#### [GIVEN RECORDS]
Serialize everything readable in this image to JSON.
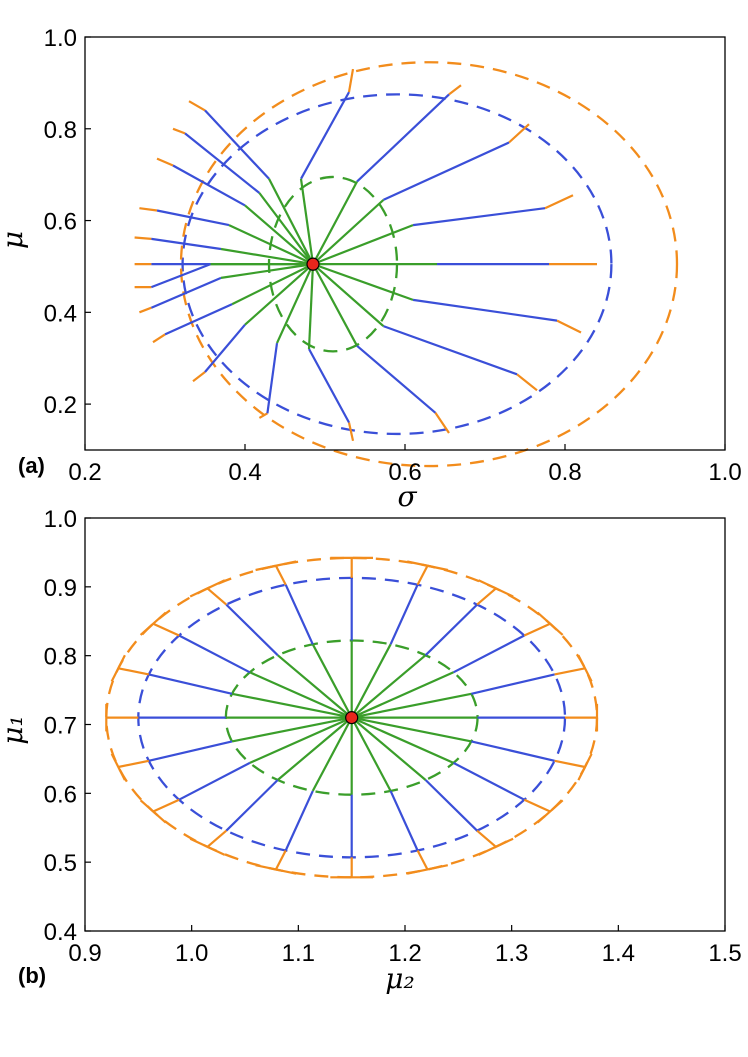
{
  "colors": {
    "green": "#3a9e2a",
    "blue": "#3a4fd8",
    "orange": "#f28c1c",
    "center_fill": "#e8261c"
  },
  "chart_data": [
    {
      "type": "line",
      "panel": "(a)",
      "xlabel": "σ",
      "ylabel": "μ",
      "xlim": [
        0.2,
        1.0
      ],
      "ylim": [
        0.1,
        1.0
      ],
      "xticks": [
        "0.2",
        "0.4",
        "0.6",
        "0.8",
        "1.0"
      ],
      "xtick_values": [
        0.2,
        0.4,
        0.6,
        0.8,
        1.0
      ],
      "yticks": [
        "0.2",
        "0.4",
        "0.6",
        "0.8",
        "1.0"
      ],
      "ytick_values": [
        0.2,
        0.4,
        0.6,
        0.8,
        1.0
      ],
      "grid": false,
      "center": [
        0.485,
        0.505
      ],
      "geodesics": [
        {
          "green": [
            [
              0.485,
              0.505
            ],
            [
              0.43,
              0.691
            ]
          ],
          "blue": [
            [
              0.43,
              0.691
            ],
            [
              0.35,
              0.84
            ]
          ],
          "orange": [
            [
              0.35,
              0.84
            ],
            [
              0.33,
              0.86
            ]
          ]
        },
        {
          "green": [
            [
              0.485,
              0.505
            ],
            [
              0.47,
              0.691
            ]
          ],
          "blue": [
            [
              0.47,
              0.691
            ],
            [
              0.53,
              0.88
            ]
          ],
          "orange": [
            [
              0.53,
              0.88
            ],
            [
              0.535,
              0.93
            ]
          ]
        },
        {
          "green": [
            [
              0.485,
              0.505
            ],
            [
              0.54,
              0.685
            ]
          ],
          "blue": [
            [
              0.54,
              0.685
            ],
            [
              0.655,
              0.875
            ]
          ],
          "orange": [
            [
              0.655,
              0.875
            ],
            [
              0.67,
              0.895
            ]
          ]
        },
        {
          "green": [
            [
              0.485,
              0.505
            ],
            [
              0.573,
              0.645
            ]
          ],
          "blue": [
            [
              0.573,
              0.645
            ],
            [
              0.73,
              0.77
            ]
          ],
          "orange": [
            [
              0.73,
              0.77
            ],
            [
              0.755,
              0.81
            ]
          ]
        },
        {
          "green": [
            [
              0.485,
              0.505
            ],
            [
              0.61,
              0.59
            ]
          ],
          "blue": [
            [
              0.61,
              0.59
            ],
            [
              0.775,
              0.627
            ]
          ],
          "orange": [
            [
              0.775,
              0.627
            ],
            [
              0.81,
              0.655
            ]
          ]
        },
        {
          "green": [
            [
              0.485,
              0.505
            ],
            [
              0.64,
              0.505
            ]
          ],
          "blue": [
            [
              0.64,
              0.505
            ],
            [
              0.78,
              0.505
            ]
          ],
          "orange": [
            [
              0.78,
              0.505
            ],
            [
              0.84,
              0.505
            ]
          ]
        },
        {
          "green": [
            [
              0.485,
              0.505
            ],
            [
              0.61,
              0.427
            ]
          ],
          "blue": [
            [
              0.61,
              0.427
            ],
            [
              0.79,
              0.382
            ]
          ],
          "orange": [
            [
              0.79,
              0.382
            ],
            [
              0.82,
              0.356
            ]
          ]
        },
        {
          "green": [
            [
              0.485,
              0.505
            ],
            [
              0.573,
              0.37
            ]
          ],
          "blue": [
            [
              0.573,
              0.37
            ],
            [
              0.74,
              0.265
            ]
          ],
          "orange": [
            [
              0.74,
              0.265
            ],
            [
              0.765,
              0.23
            ]
          ]
        },
        {
          "green": [
            [
              0.485,
              0.505
            ],
            [
              0.54,
              0.327
            ]
          ],
          "blue": [
            [
              0.54,
              0.327
            ],
            [
              0.638,
              0.181
            ]
          ],
          "orange": [
            [
              0.638,
              0.181
            ],
            [
              0.655,
              0.137
            ]
          ]
        },
        {
          "green": [
            [
              0.485,
              0.505
            ],
            [
              0.48,
              0.32
            ]
          ],
          "blue": [
            [
              0.48,
              0.32
            ],
            [
              0.53,
              0.16
            ]
          ],
          "orange": [
            [
              0.53,
              0.16
            ],
            [
              0.535,
              0.12
            ]
          ]
        },
        {
          "green": [
            [
              0.485,
              0.505
            ],
            [
              0.44,
              0.333
            ]
          ],
          "blue": [
            [
              0.44,
              0.333
            ],
            [
              0.428,
              0.18
            ]
          ],
          "orange": [
            [
              0.428,
              0.18
            ],
            [
              0.418,
              0.17
            ]
          ]
        },
        {
          "green": [
            [
              0.485,
              0.505
            ],
            [
              0.4,
              0.373
            ]
          ],
          "blue": [
            [
              0.4,
              0.373
            ],
            [
              0.35,
              0.27
            ]
          ],
          "orange": [
            [
              0.35,
              0.27
            ],
            [
              0.335,
              0.25
            ]
          ]
        },
        {
          "green": [
            [
              0.485,
              0.505
            ],
            [
              0.384,
              0.418
            ]
          ],
          "blue": [
            [
              0.384,
              0.418
            ],
            [
              0.3,
              0.352
            ]
          ],
          "orange": [
            [
              0.3,
              0.352
            ],
            [
              0.285,
              0.335
            ]
          ]
        },
        {
          "green": [
            [
              0.485,
              0.505
            ],
            [
              0.37,
              0.475
            ]
          ],
          "blue": [
            [
              0.37,
              0.475
            ],
            [
              0.283,
              0.41
            ]
          ],
          "orange": [
            [
              0.283,
              0.41
            ],
            [
              0.268,
              0.4
            ]
          ]
        },
        {
          "green": [
            [
              0.485,
              0.505
            ],
            [
              0.357,
              0.505
            ]
          ],
          "blue": [
            [
              0.357,
              0.505
            ],
            [
              0.283,
              0.455
            ]
          ],
          "orange": [
            [
              0.283,
              0.455
            ],
            [
              0.262,
              0.455
            ]
          ]
        },
        {
          "green": [
            [
              0.485,
              0.505
            ],
            [
              0.357,
              0.505
            ]
          ],
          "blue": [
            [
              0.357,
              0.505
            ],
            [
              0.283,
              0.505
            ]
          ],
          "orange": [
            [
              0.283,
              0.505
            ],
            [
              0.262,
              0.505
            ]
          ]
        },
        {
          "green": [
            [
              0.485,
              0.505
            ],
            [
              0.37,
              0.538
            ]
          ],
          "blue": [
            [
              0.37,
              0.538
            ],
            [
              0.283,
              0.56
            ]
          ],
          "orange": [
            [
              0.283,
              0.56
            ],
            [
              0.262,
              0.563
            ]
          ]
        },
        {
          "green": [
            [
              0.485,
              0.505
            ],
            [
              0.38,
              0.59
            ]
          ],
          "blue": [
            [
              0.38,
              0.59
            ],
            [
              0.29,
              0.622
            ]
          ],
          "orange": [
            [
              0.29,
              0.622
            ],
            [
              0.268,
              0.627
            ]
          ]
        },
        {
          "green": [
            [
              0.485,
              0.505
            ],
            [
              0.4,
              0.633
            ]
          ],
          "blue": [
            [
              0.4,
              0.633
            ],
            [
              0.31,
              0.72
            ]
          ],
          "orange": [
            [
              0.31,
              0.72
            ],
            [
              0.29,
              0.735
            ]
          ]
        },
        {
          "green": [
            [
              0.485,
              0.505
            ],
            [
              0.418,
              0.66
            ]
          ],
          "blue": [
            [
              0.418,
              0.66
            ],
            [
              0.325,
              0.79
            ]
          ],
          "orange": [
            [
              0.325,
              0.79
            ],
            [
              0.31,
              0.8
            ]
          ]
        }
      ],
      "contours": [
        {
          "color": "green",
          "center": [
            0.51,
            0.505
          ],
          "radii": [
            0.08,
            0.19
          ]
        },
        {
          "color": "blue",
          "center": [
            0.59,
            0.505
          ],
          "radii": [
            0.268,
            0.37
          ]
        },
        {
          "color": "orange",
          "center": [
            0.63,
            0.505
          ],
          "radii": [
            0.31,
            0.44
          ]
        }
      ]
    },
    {
      "type": "line",
      "panel": "(b)",
      "xlabel": "μ₂",
      "ylabel": "μ₁",
      "xlim": [
        0.9,
        1.5
      ],
      "ylim": [
        0.4,
        1.0
      ],
      "xticks": [
        "0.9",
        "1.0",
        "1.1",
        "1.2",
        "1.3",
        "1.4",
        "1.5"
      ],
      "xtick_values": [
        0.9,
        1.0,
        1.1,
        1.2,
        1.3,
        1.4,
        1.5
      ],
      "yticks": [
        "0.4",
        "0.5",
        "0.6",
        "0.7",
        "0.8",
        "0.9",
        "1.0"
      ],
      "ytick_values": [
        0.4,
        0.5,
        0.6,
        0.7,
        0.8,
        0.9,
        1.0
      ],
      "grid": false,
      "center": [
        1.15,
        0.71
      ],
      "rays": 20,
      "contours": [
        {
          "color": "green",
          "center": [
            1.15,
            0.71
          ],
          "radii": [
            0.118,
            0.112
          ]
        },
        {
          "color": "blue",
          "center": [
            1.15,
            0.71
          ],
          "radii": [
            0.2,
            0.203
          ]
        },
        {
          "color": "orange",
          "center": [
            1.15,
            0.71
          ],
          "radii": [
            0.23,
            0.232
          ]
        }
      ]
    }
  ]
}
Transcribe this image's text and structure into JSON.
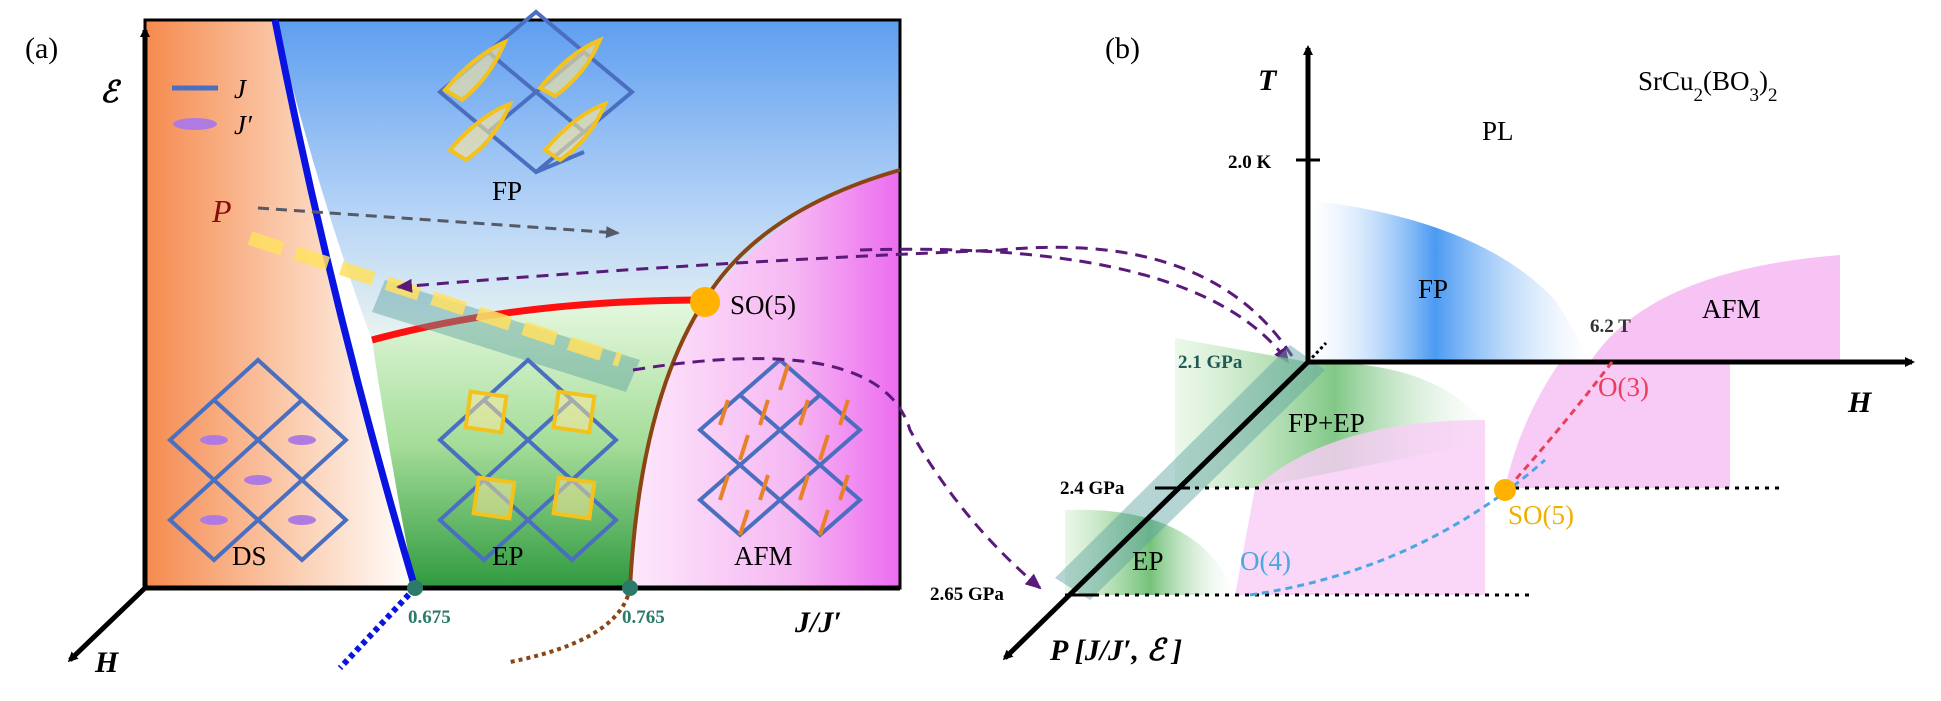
{
  "panel_a": {
    "label": "(a)",
    "y_axis_symbol": "ℰ",
    "x_axis_label": "J/J′",
    "depth_axis_label": "H",
    "legend": {
      "j": "J",
      "jprime": "J′"
    },
    "path_label": "P",
    "regions": {
      "ds": "DS",
      "fp": "FP",
      "ep": "EP",
      "afm": "AFM"
    },
    "critical_point": "SO(5)",
    "tick_1": "0.675",
    "tick_2": "0.765",
    "colors": {
      "ds": "#f58a4e",
      "fp": "#5e9ef0",
      "ep": "#3aa64a",
      "afm": "#ec6cf0",
      "boundary": "#0a14e0",
      "first_order": "#ff1010",
      "afm_line": "#8b4513",
      "so5": "#ffb300"
    }
  },
  "panel_b": {
    "label": "(b)",
    "compound_main": "SrCu",
    "compound_sub1": "2",
    "compound_mid": "(BO",
    "compound_sub2": "3",
    "compound_end": ")",
    "compound_sub3": "2",
    "t_axis_label": "T",
    "h_axis_label": "H",
    "p_axis_label": "P [J/J′, ℰ ]",
    "t_tick": "2.0 K",
    "pl_label": "PL",
    "regions": {
      "fp": "FP",
      "afm": "AFM",
      "fp_ep": "FP+EP",
      "ep": "EP"
    },
    "field_tick": "6.2 T",
    "pressure_ticks": [
      "2.1 GPa",
      "2.4 GPa",
      "2.65 GPa"
    ],
    "o3": "O(3)",
    "o4": "O(4)",
    "so5": "SO(5)"
  }
}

#### [EXERCISE DIRECTIONS]
Find the word "JSON" and list each line it appears in.

#### [RESULT OF THIS TASK]
Serialize everything readable in this image to JSON.
Transcribe this image's text and structure into JSON.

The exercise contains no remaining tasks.